#### PROVIDED PASSAGE
Merck Serono continues to evaluate a number of investigational compounds for difficult-to-treat cancers, and remains committed to improving the lives of cancer patients and their families.
- Butts C, et al. Lancet Oncol 2014;15(1):59-68.
Tecemotide is an investigational MUC1 antigen-specific cancer immunotherapy that is designed to stimulate the body’s immune system to identify and target cells expressing the cell-surface glycoprotein MUC1. MUC1 is expressed in many cancers, including NSCLC, and has multiple roles in tumor growth and survival. Tecemotide was being investigated in the Phase III START2, START and INSPIRE trials for the treatment of unresectable, locally advanced Stage III NSCLC.
Merck obtained the exclusive worldwide rights for development and commercialization of tecemotide from Oncothyreon Inc., Seattle, Washington, U.S., in 2007, in an agreement replacing prior collaboration and supply agreements originally entered in 2001. In Japan, Merck entered into a co-development and co-marketing agreement for tecemotide with Ono Pharmaceutical Co., Ltd., Osaka, Japan.
The START2 study is a Phase III, multicenter, 1:1 randomized, double-blind, placebo-controlled clinical trial designed to assess the efficacy, safety and tolerability of tecemotide in patients suffering from unresectable, locally advanced (Stage IIIA or IIIB) NSCLC who have had a response or stable disease after at least two cycles of platinum-based concurrent CRT. Concurrent CRT - a combination of chemotherapy and radiotherapy given at the same time - is the current standard of care for most of these patients. The study, which began in April 2014, expected to recruit about 1,000 patients. The study’s primary endpoint is OS. Secondary endpoints include time to symptom progression, PFS and TTP.

#### PROBLEMS TO SOLVE
(a) According to the tecemotide passage, from which company did Merck obtain the exclusive worldwide rights to develop and commercialize tecemotide?
(b) Translate this sentence from the tecemotide passage into Spanish: "MUC1 is expressed in many cancers, including NSCLC, and has multiple roles in tumor growth and survival."
The data that follows isn't needed for anything here.

#### DATA SHOWN

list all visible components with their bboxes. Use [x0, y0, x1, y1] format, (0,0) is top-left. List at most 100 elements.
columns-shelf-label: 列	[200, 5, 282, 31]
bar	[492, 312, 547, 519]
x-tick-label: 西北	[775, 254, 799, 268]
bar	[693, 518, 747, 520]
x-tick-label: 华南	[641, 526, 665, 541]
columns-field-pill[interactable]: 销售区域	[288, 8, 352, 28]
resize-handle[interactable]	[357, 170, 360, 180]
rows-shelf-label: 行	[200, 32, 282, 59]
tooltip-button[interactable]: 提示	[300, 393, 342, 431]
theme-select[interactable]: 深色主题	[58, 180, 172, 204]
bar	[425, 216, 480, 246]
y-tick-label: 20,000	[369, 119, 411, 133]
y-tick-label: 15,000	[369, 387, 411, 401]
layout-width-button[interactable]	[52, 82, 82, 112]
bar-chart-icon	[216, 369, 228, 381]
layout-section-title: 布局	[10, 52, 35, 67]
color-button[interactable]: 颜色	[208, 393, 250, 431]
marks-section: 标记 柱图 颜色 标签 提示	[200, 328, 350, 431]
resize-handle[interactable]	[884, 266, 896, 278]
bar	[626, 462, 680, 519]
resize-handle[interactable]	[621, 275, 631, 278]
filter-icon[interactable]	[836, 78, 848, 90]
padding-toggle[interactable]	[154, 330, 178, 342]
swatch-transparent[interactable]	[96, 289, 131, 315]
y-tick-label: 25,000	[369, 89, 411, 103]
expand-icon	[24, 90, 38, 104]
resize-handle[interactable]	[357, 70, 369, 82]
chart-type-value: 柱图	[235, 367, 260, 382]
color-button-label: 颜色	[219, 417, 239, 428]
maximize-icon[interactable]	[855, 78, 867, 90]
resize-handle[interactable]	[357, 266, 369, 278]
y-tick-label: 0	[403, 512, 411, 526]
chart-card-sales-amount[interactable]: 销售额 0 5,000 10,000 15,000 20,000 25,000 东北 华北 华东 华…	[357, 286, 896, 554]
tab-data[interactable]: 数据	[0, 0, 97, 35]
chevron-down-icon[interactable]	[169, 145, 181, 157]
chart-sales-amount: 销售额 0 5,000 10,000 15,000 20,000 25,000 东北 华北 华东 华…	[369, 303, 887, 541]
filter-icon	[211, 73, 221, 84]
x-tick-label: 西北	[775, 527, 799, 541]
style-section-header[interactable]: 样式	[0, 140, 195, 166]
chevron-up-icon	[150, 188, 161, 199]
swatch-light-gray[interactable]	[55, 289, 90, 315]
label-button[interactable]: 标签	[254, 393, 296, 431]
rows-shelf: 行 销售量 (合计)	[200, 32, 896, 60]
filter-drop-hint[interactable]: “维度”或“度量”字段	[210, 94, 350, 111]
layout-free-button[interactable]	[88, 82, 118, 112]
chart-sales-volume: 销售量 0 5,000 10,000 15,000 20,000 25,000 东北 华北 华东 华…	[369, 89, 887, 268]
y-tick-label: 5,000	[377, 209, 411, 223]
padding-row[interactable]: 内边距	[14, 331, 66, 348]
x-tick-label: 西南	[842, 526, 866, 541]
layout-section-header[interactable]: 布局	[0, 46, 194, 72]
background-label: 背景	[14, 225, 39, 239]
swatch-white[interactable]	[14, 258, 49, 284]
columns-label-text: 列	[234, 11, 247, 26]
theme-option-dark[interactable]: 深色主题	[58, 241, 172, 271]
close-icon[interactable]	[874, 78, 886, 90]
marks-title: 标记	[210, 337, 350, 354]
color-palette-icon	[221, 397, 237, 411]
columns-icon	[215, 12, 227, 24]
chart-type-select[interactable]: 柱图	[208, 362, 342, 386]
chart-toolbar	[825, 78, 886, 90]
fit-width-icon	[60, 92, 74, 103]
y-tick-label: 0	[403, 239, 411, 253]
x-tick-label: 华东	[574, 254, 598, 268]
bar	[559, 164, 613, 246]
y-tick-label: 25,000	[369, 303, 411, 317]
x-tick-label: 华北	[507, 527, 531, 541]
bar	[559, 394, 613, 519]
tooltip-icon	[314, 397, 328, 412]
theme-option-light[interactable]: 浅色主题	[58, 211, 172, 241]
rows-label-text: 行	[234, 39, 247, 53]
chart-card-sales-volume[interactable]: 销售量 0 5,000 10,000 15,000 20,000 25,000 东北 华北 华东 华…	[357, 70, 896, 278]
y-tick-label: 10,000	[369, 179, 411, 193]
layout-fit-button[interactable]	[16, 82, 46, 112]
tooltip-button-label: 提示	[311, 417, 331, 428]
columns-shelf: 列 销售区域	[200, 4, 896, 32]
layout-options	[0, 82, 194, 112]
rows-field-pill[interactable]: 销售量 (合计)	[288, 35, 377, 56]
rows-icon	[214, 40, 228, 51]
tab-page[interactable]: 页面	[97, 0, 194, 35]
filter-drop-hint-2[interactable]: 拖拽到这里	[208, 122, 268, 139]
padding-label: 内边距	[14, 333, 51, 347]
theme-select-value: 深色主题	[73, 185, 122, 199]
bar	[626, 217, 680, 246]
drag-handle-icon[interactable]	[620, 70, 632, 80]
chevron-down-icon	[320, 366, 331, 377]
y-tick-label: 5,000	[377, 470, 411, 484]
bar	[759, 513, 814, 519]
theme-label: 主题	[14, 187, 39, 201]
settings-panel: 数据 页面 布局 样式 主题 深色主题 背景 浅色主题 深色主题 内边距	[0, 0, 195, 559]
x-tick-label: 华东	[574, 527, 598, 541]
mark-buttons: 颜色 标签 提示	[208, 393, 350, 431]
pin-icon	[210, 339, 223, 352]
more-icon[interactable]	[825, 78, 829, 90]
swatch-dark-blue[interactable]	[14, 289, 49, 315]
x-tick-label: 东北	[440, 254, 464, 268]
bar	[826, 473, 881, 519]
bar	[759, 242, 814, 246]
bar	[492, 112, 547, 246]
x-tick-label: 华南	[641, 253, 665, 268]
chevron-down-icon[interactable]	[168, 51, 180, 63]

#### SET OF ANSWERS
(a) Oncothyreon Inc., of Seattle, Washington, U.S.

(b) MUC1 se expresa en muchos tipos de cáncer, incluido el NSCLC, y desempeña múltiples funciones en el crecimiento y la supervivencia tumorales.